- AIM OF THE TASK: Your answer should be a single number: the count of lines that include "document".
··· LISTED ENTRIES ···
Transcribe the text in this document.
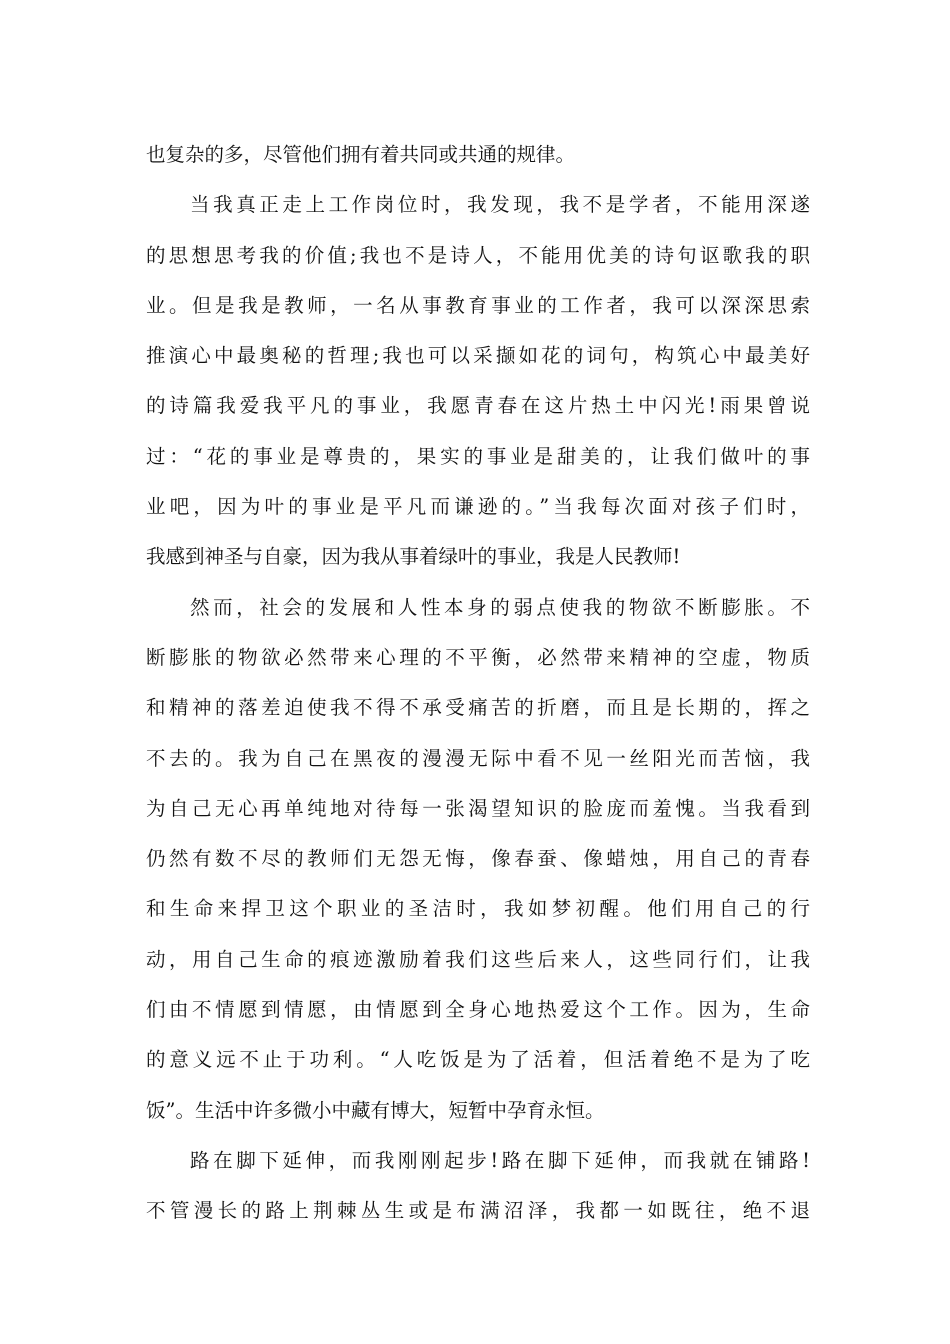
也复杂的多，尽管他们拥有着共同或共通的规律。
当我真正走上工作岗位时，我发现，我不是学者，不能用深遂
的思想思考我的价值;我也不是诗人，不能用优美的诗句讴歌我的职
业。但是我是教师，一名从事教育事业的工作者，我可以深深思索
推演心中最奥秘的哲理;我也可以采撷如花的词句，构筑心中最美好
的诗篇我爱我平凡的事业，我愿青春在这片热土中闪光!雨果曾说
过：“花的事业是尊贵的，果实的事业是甜美的，让我们做叶的事
业吧，因为叶的事业是平凡而谦逊的。”当我每次面对孩子们时，
我感到神圣与自豪，因为我从事着绿叶的事业，我是人民教师!
然而，社会的发展和人性本身的弱点使我的物欲不断膨胀。不
断膨胀的物欲必然带来心理的不平衡，必然带来精神的空虚，物质
和精神的落差迫使我不得不承受痛苦的折磨，而且是长期的，挥之
不去的。我为自己在黑夜的漫漫无际中看不见一丝阳光而苦恼，我
为自己无心再单纯地对待每一张渴望知识的脸庞而羞愧。当我看到
仍然有数不尽的教师们无怨无悔，像春蚕、像蜡烛，用自己的青春
和生命来捍卫这个职业的圣洁时，我如梦初醒。他们用自己的行
动，用自己生命的痕迹激励着我们这些后来人，这些同行们，让我
们由不情愿到情愿，由情愿到全身心地热爱这个工作。因为，生命
的意义远不止于功利。“人吃饭是为了活着，但活着绝不是为了吃
饭”。生活中许多微小中藏有博大，短暂中孕育永恒。
路在脚下延伸，而我刚刚起步!路在脚下延伸，而我就在铺路!
不管漫长的路上荆棘丛生或是布满沼泽，我都一如既往，绝不退
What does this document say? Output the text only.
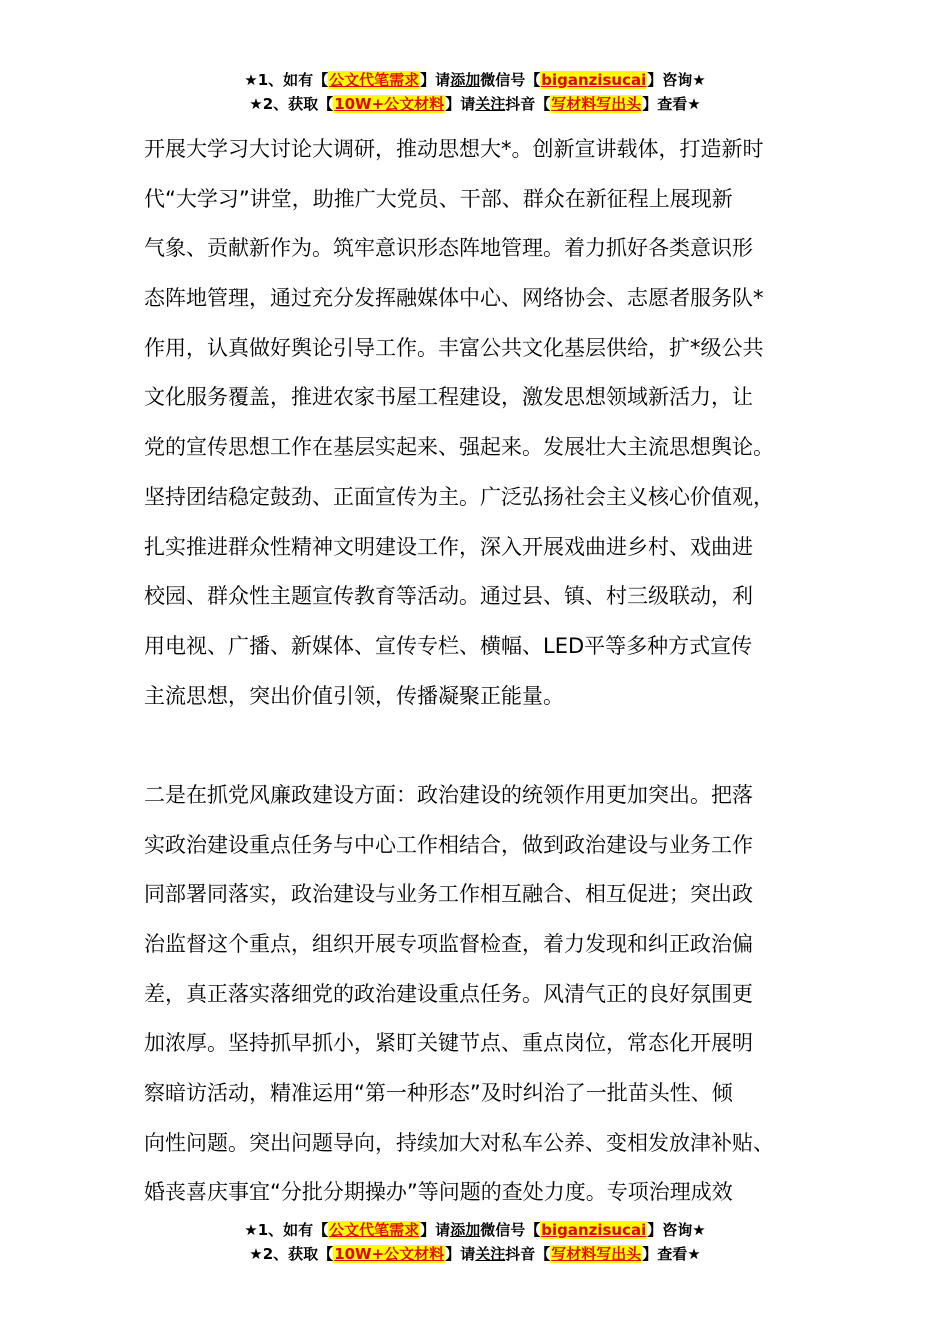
★1、如有【公文代笔需求】请添加微信号【biganzisucai】咨询★
★2、获取【10W+公文材料】请关注抖音【写材料写出头】查看★
开展大学习大讨论大调研，推动思想大*。创新宣讲载体，打造新时
代“大学习”讲堂，助推广大党员、干部、群众在新征程上展现新
气象、贡献新作为。筑牢意识形态阵地管理。着力抓好各类意识形
态阵地管理，通过充分发挥融媒体中心、网络协会、志愿者服务队*
作用，认真做好舆论引导工作。丰富公共文化基层供给，扩*级公共
文化服务覆盖，推进农家书屋工程建设，激发思想领域新活力，让
党的宣传思想工作在基层实起来、强起来。发展壮大主流思想舆论。
坚持团结稳定鼓劲、正面宣传为主。广泛弘扬社会主义核心价值观，
扎实推进群众性精神文明建设工作，深入开展戏曲进乡村、戏曲进
校园、群众性主题宣传教育等活动。通过县、镇、村三级联动，利
用电视、广播、新媒体、宣传专栏、横幅、LED平等多种方式宣传
主流思想，突出价值引领，传播凝聚正能量。
二是在抓党风廉政建设方面：政治建设的统领作用更加突出。把落
实政治建设重点任务与中心工作相结合，做到政治建设与业务工作
同部署同落实，政治建设与业务工作相互融合、相互促进；突出政
治监督这个重点，组织开展专项监督检查，着力发现和纠正政治偏
差，真正落实落细党的政治建设重点任务。风清气正的良好氛围更
加浓厚。坚持抓早抓小，紧盯关键节点、重点岗位，常态化开展明
察暗访活动，精准运用“第一种形态”及时纠治了一批苗头性、倾
向性问题。突出问题导向，持续加大对私车公养、变相发放津补贴、
婚丧喜庆事宜“分批分期操办”等问题的查处力度。专项治理成效
★1、如有【公文代笔需求】请添加微信号【biganzisucai】咨询★
★2、获取【10W+公文材料】请关注抖音【写材料写出头】查看★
···
- ANSWER TO THE PROBLEM: 2